GIVEN DATA start

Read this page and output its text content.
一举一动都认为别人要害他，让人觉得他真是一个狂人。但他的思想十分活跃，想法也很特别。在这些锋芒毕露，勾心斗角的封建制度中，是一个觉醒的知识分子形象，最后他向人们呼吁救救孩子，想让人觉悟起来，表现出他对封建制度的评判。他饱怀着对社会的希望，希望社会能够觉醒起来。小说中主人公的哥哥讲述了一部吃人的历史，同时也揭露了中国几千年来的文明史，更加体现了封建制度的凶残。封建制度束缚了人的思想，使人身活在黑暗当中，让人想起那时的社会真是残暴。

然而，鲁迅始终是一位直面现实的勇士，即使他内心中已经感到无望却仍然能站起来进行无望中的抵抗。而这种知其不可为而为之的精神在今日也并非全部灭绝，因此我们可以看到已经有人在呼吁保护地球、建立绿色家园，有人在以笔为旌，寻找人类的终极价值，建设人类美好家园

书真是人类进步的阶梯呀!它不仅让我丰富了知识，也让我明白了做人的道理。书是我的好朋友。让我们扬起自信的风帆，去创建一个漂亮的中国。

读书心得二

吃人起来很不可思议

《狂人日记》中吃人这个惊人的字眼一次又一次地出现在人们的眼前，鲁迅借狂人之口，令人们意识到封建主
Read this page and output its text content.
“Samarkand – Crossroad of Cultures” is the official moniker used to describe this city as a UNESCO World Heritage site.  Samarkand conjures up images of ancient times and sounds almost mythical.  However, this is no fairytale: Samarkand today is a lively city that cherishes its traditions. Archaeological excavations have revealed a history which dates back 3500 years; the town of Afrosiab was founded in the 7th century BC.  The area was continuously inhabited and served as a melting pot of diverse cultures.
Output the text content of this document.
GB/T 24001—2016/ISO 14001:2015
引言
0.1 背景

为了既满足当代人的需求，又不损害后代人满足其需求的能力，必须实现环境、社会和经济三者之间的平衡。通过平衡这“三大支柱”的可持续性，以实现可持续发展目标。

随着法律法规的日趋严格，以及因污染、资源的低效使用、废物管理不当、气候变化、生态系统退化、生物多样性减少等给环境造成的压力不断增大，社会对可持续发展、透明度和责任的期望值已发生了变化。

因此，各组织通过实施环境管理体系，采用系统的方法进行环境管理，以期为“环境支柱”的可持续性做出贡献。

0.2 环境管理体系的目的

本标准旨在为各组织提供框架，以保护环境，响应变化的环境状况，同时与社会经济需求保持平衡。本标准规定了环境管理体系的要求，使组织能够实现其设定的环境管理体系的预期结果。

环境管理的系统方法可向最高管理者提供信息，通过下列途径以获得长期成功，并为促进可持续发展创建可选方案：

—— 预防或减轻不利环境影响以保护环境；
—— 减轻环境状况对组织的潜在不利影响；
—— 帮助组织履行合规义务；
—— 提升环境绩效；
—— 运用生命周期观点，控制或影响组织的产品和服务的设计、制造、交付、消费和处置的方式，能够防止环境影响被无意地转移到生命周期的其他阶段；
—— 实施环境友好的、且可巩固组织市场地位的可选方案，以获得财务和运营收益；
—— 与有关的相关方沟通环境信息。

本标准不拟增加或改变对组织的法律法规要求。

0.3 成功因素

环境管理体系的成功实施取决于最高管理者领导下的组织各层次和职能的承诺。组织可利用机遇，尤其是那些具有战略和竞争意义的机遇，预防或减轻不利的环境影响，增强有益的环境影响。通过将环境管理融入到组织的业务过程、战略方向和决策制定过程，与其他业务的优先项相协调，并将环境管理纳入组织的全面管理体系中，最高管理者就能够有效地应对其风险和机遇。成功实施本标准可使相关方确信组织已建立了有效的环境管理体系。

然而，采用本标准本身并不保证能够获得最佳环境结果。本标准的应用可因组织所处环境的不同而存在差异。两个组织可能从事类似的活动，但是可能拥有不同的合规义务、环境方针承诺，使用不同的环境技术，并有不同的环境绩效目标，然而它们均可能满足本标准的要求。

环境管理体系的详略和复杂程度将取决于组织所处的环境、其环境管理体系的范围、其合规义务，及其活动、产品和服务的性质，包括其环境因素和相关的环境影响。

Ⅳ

GIVEN DATA end

GOAL:
Copy the material above verbatim.

RESPONSE:
Read this page and output its text content.
一举一动都认为别人要害他，让人觉得他真是一个狂人。但他的思想十分活跃，想法也很特别。在这些锋芒毕露，勾心斗角的封建制度中，是一个觉醒的知识分子形象，最后他向人们呼吁救救孩子，想让人觉悟起来，表现出他对封建制度的评判。他饱怀着对社会的希望，希望社会能够觉醒起来。小说中主人公的哥哥讲述了一部吃人的历史，同时也揭露了中国几千年来的文明史，更加体现了封建制度的凶残。封建制度束缚了人的思想，使人身活在黑暗当中，让人想起那时的社会真是残暴。

然而，鲁迅始终是一位直面现实的勇士，即使他内心中已经感到无望却仍然能站起来进行无望中的抵抗。而这种知其不可为而为之的精神在今日也并非全部灭绝，因此我们可以看到已经有人在呼吁保护地球、建立绿色家园，有人在以笔为旌，寻找人类的终极价值，建设人类美好家园

书真是人类进步的阶梯呀!它不仅让我丰富了知识，也让我明白了做人的道理。书是我的好朋友。让我们扬起自信的风帆，去创建一个漂亮的中国。

读书心得二

吃人起来很不可思议

《狂人日记》中吃人这个惊人的字眼一次又一次地出现在人们的眼前，鲁迅借狂人之口，令人们意识到封建主
Read this page and output its text content.
“Samarkand – Crossroad of Cultures” is the official moniker used to describe this city as a UNESCO World Heritage site.  Samarkand conjures up images of ancient times and sounds almost mythical.  However, this is no fairytale: Samarkand today is a lively city that cherishes its traditions. Archaeological excavations have revealed a history which dates back 3500 years; the town of Afrosiab was founded in the 7th century BC.  The area was continuously inhabited and served as a melting pot of diverse cultures.
Output the text content of this document.
GB/T 24001—2016/ISO 14001:2015
引言
0.1 背景

为了既满足当代人的需求，又不损害后代人满足其需求的能力，必须实现环境、社会和经济三者之间的平衡。通过平衡这“三大支柱”的可持续性，以实现可持续发展目标。

随着法律法规的日趋严格，以及因污染、资源的低效使用、废物管理不当、气候变化、生态系统退化、生物多样性减少等给环境造成的压力不断增大，社会对可持续发展、透明度和责任的期望值已发生了变化。

因此，各组织通过实施环境管理体系，采用系统的方法进行环境管理，以期为“环境支柱”的可持续性做出贡献。

0.2 环境管理体系的目的

本标准旨在为各组织提供框架，以保护环境，响应变化的环境状况，同时与社会经济需求保持平衡。本标准规定了环境管理体系的要求，使组织能够实现其设定的环境管理体系的预期结果。

环境管理的系统方法可向最高管理者提供信息，通过下列途径以获得长期成功，并为促进可持续发展创建可选方案：

—— 预防或减轻不利环境影响以保护环境；
—— 减轻环境状况对组织的潜在不利影响；
—— 帮助组织履行合规义务；
—— 提升环境绩效；
—— 运用生命周期观点，控制或影响组织的产品和服务的设计、制造、交付、消费和处置的方式，能够防止环境影响被无意地转移到生命周期的其他阶段；
—— 实施环境友好的、且可巩固组织市场地位的可选方案，以获得财务和运营收益；
—— 与有关的相关方沟通环境信息。

本标准不拟增加或改变对组织的法律法规要求。

0.3 成功因素

环境管理体系的成功实施取决于最高管理者领导下的组织各层次和职能的承诺。组织可利用机遇，尤其是那些具有战略和竞争意义的机遇，预防或减轻不利的环境影响，增强有益的环境影响。通过将环境管理融入到组织的业务过程、战略方向和决策制定过程，与其他业务的优先项相协调，并将环境管理纳入组织的全面管理体系中，最高管理者就能够有效地应对其风险和机遇。成功实施本标准可使相关方确信组织已建立了有效的环境管理体系。

然而，采用本标准本身并不保证能够获得最佳环境结果。本标准的应用可因组织所处环境的不同而存在差异。两个组织可能从事类似的活动，但是可能拥有不同的合规义务、环境方针承诺，使用不同的环境技术，并有不同的环境绩效目标，然而它们均可能满足本标准的要求。

环境管理体系的详略和复杂程度将取决于组织所处的环境、其环境管理体系的范围、其合规义务，及其活动、产品和服务的性质，包括其环境因素和相关的环境影响。

Ⅳ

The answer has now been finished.